» **EXERCISE INSTRUCTIONS**: Where a line contains the word "https", copy that line in full.

» **DATA SECTION**:
▬▬▬

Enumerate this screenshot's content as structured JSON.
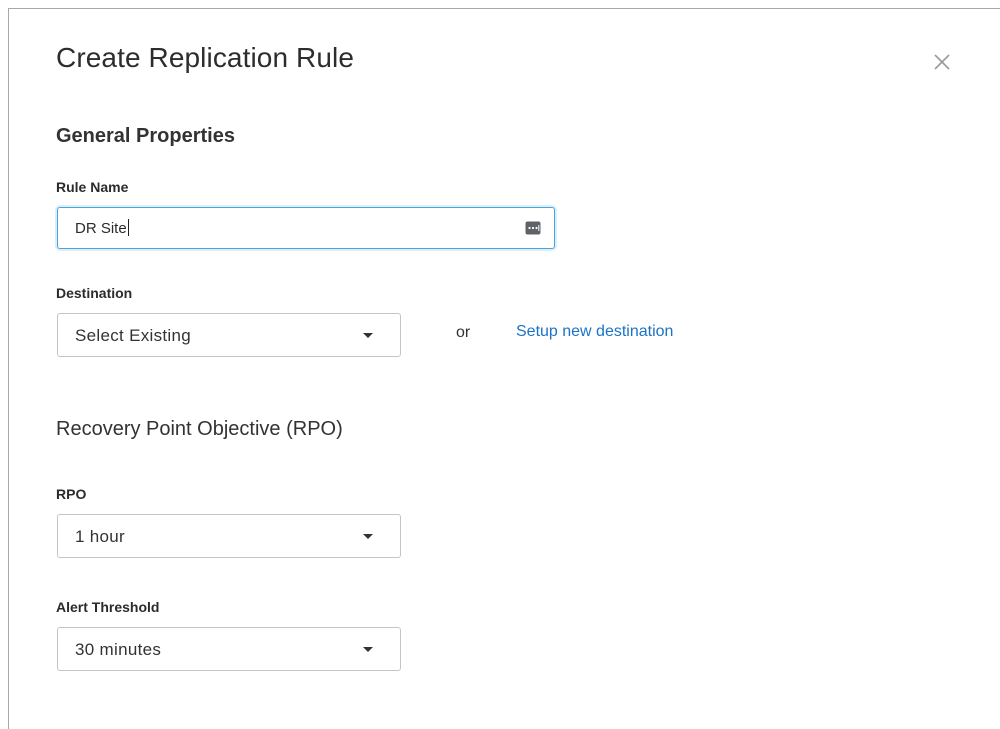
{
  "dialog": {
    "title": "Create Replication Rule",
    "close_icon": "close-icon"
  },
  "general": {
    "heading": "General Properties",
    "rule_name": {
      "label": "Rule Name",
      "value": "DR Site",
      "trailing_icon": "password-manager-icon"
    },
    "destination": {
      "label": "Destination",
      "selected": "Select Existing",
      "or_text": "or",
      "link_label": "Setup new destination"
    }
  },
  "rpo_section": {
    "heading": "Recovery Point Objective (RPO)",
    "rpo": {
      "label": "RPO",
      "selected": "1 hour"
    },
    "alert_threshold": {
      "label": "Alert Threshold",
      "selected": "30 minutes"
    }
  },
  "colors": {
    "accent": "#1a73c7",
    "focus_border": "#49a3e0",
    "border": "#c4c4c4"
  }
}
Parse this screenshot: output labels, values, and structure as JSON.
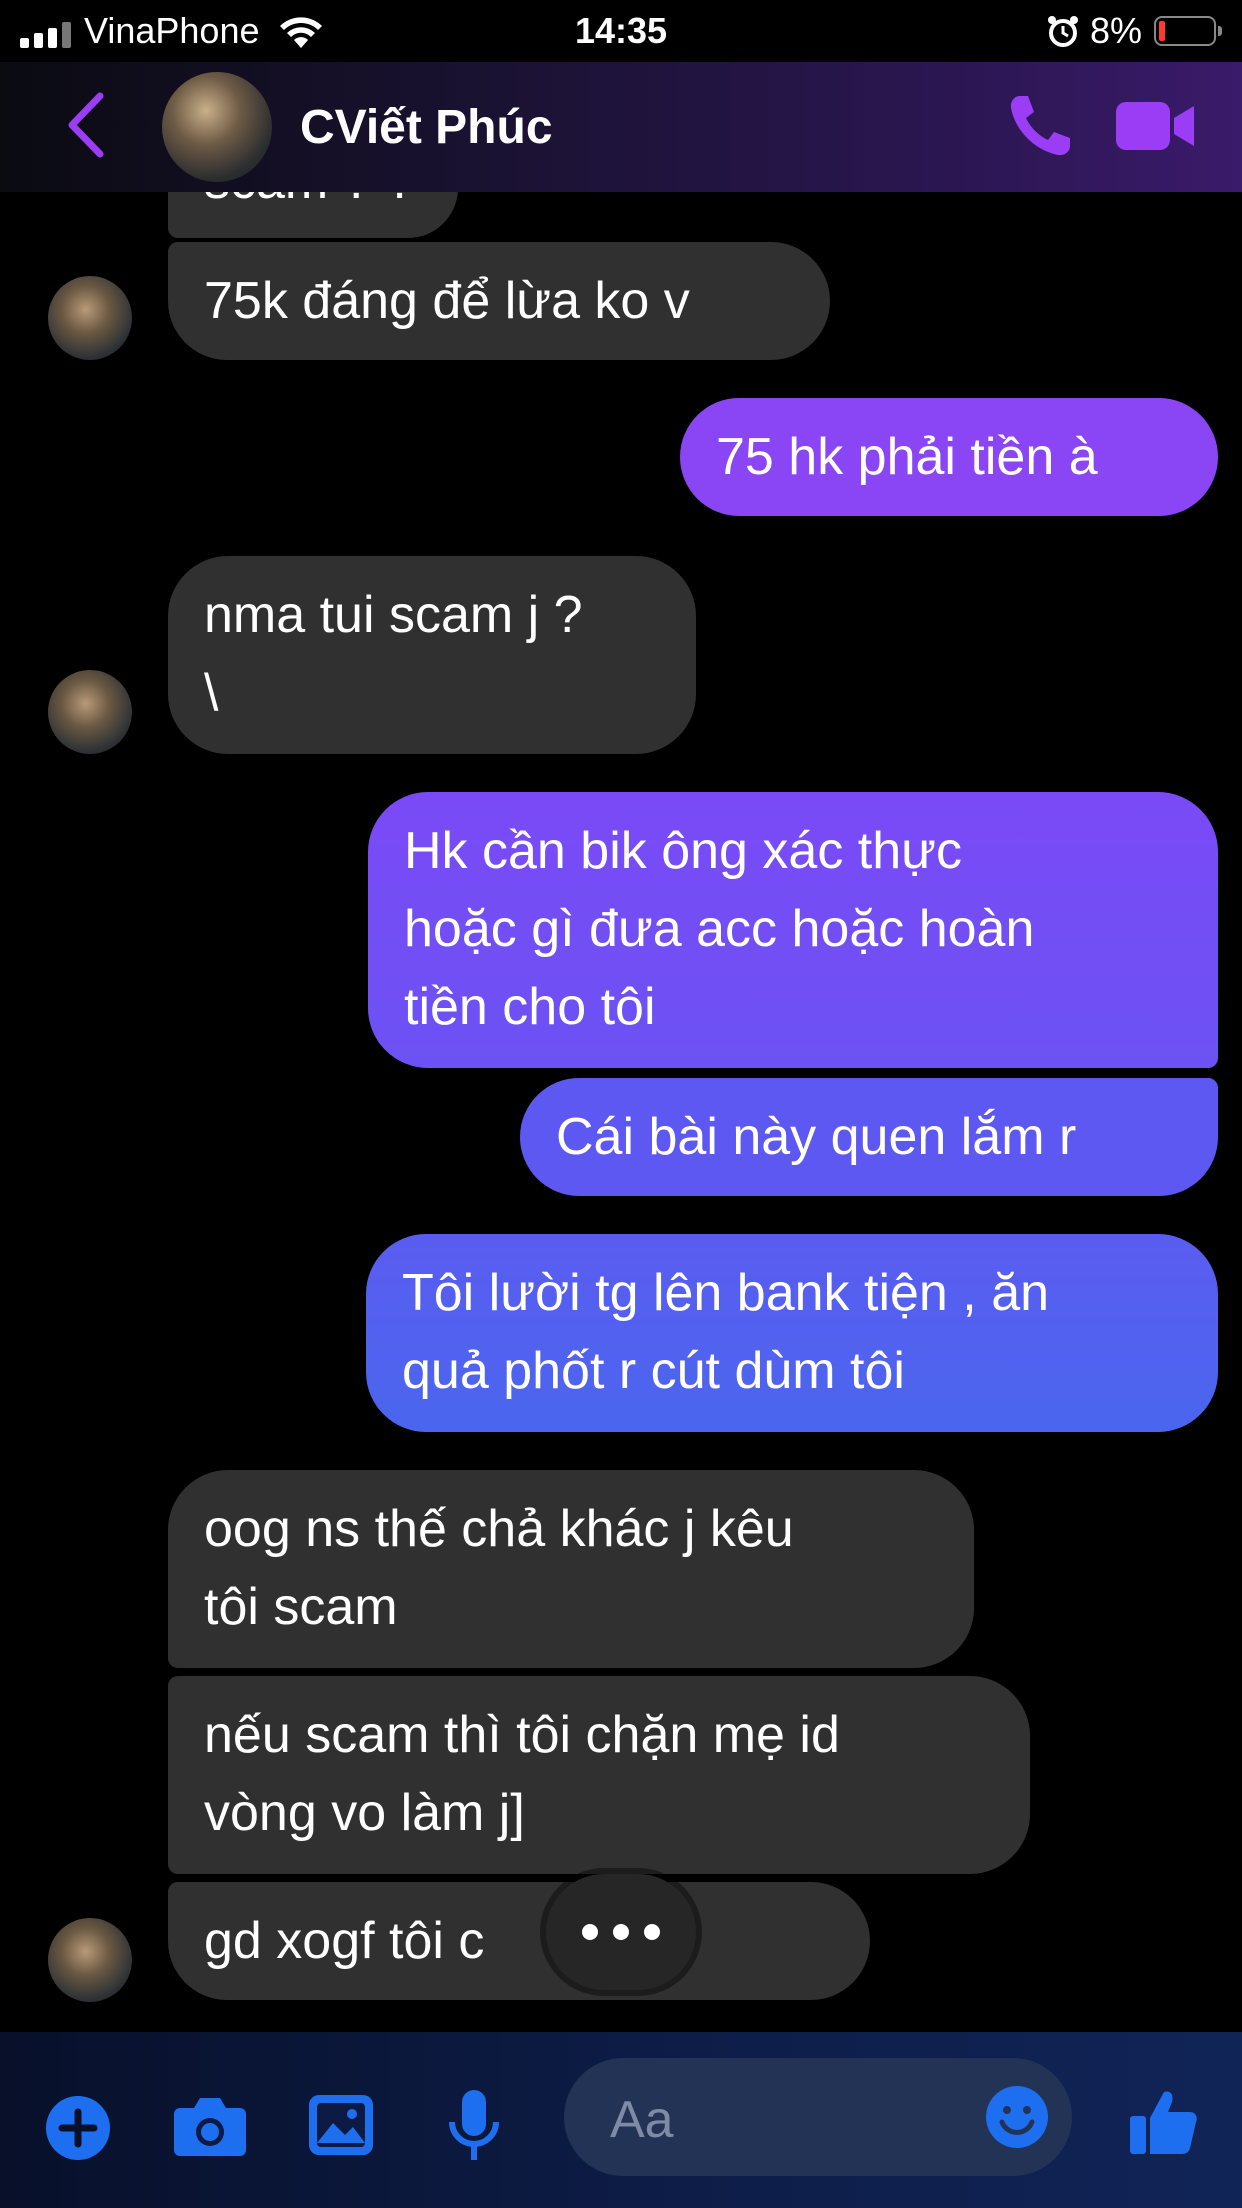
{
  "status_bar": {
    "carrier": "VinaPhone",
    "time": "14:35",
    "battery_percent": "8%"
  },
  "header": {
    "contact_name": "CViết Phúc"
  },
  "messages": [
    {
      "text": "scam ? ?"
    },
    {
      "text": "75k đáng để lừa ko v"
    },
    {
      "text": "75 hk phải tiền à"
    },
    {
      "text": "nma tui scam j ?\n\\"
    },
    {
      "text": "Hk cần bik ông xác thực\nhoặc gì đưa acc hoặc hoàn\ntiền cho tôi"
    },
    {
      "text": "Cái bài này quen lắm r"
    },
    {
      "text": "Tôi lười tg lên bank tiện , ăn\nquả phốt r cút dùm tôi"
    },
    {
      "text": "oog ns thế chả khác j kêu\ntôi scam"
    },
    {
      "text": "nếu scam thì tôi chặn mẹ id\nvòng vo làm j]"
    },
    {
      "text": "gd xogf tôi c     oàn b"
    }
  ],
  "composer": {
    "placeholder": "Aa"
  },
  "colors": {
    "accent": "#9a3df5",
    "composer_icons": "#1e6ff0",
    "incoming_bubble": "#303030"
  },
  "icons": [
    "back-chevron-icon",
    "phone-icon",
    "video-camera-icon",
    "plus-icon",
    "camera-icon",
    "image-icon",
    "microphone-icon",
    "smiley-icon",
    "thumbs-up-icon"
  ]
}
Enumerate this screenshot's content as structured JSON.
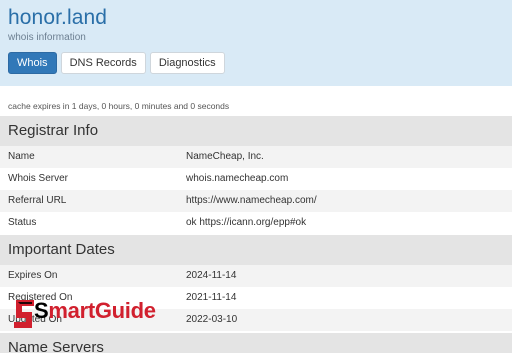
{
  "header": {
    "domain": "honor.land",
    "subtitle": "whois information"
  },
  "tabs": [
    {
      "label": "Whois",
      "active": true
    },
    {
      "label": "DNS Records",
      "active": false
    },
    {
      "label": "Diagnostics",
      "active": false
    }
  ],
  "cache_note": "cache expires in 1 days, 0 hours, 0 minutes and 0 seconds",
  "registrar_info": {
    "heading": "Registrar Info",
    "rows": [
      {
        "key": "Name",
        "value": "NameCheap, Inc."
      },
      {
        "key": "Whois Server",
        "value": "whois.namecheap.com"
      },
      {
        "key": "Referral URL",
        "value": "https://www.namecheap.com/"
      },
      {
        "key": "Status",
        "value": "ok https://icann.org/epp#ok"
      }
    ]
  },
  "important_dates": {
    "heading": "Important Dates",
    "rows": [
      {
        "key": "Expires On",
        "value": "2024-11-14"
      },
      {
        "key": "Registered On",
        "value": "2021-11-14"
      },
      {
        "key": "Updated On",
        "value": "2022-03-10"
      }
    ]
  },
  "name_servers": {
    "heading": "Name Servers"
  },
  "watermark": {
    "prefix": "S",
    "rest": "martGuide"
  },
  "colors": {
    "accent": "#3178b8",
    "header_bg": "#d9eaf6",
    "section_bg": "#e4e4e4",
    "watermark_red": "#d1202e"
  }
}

▬▬▬

» **FINAL ANSWER**:
        "value": "https://www.namecheap.com/"
        "value": "ok https://icann.org/epp#ok"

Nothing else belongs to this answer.